▶ [Problem requirements]:
Print the entries below word for word; the pictures stay out of your copy.

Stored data

----

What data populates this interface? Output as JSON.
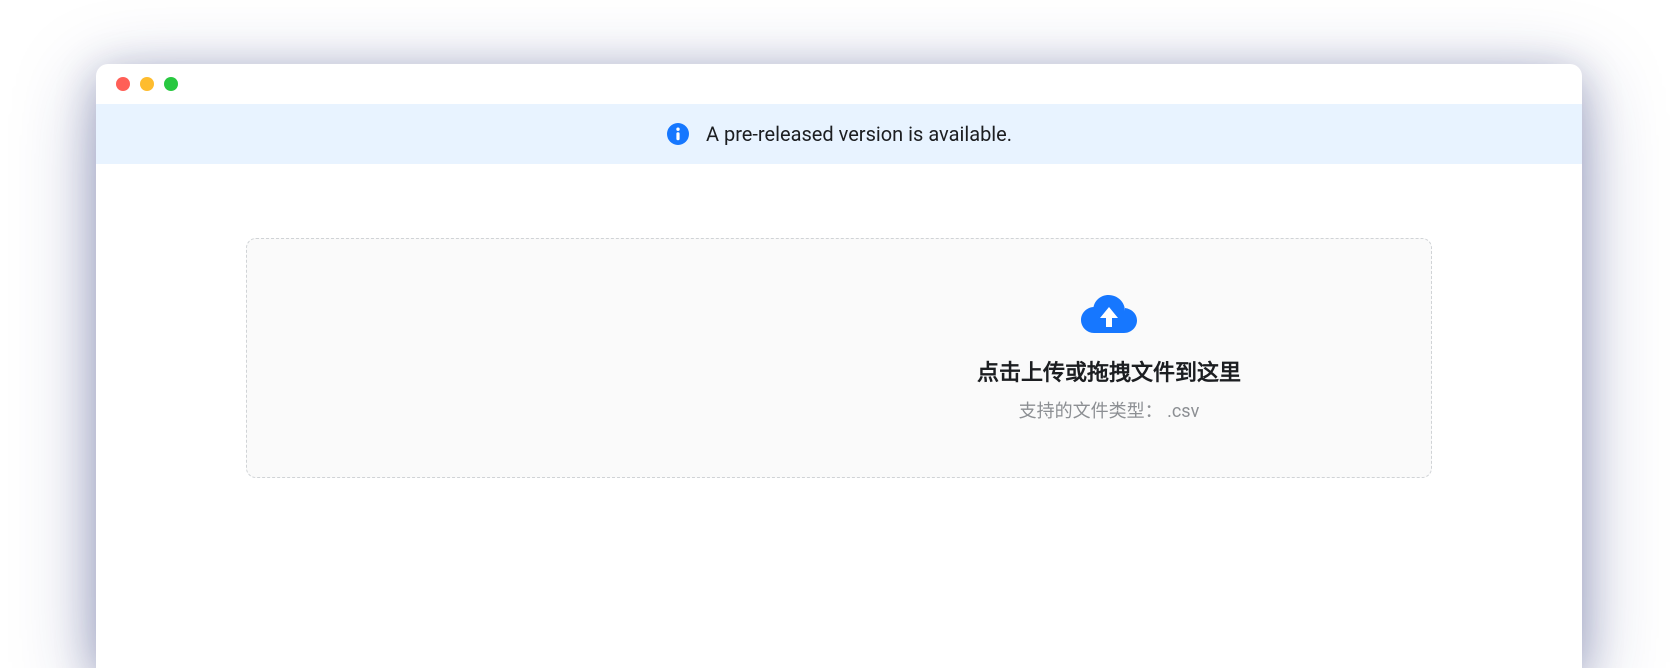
{
  "alert": {
    "message": "A pre-released version is available."
  },
  "upload": {
    "title": "点击上传或拖拽文件到这里",
    "subtitle": "支持的文件类型： .csv"
  },
  "colors": {
    "accent": "#1677ff",
    "alert_bg": "#e8f3ff"
  }
}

----

▶ [Output for this task]:
What data populates this interface? Output as JSON.
{
  "alert": {
    "message": "A pre-released version is available."
  },
  "upload": {
    "title": "点击上传或拖拽文件到这里",
    "subtitle": "支持的文件类型： .csv"
  },
  "colors": {
    "accent": "#1677ff",
    "alert_bg": "#e8f3ff"
  }
}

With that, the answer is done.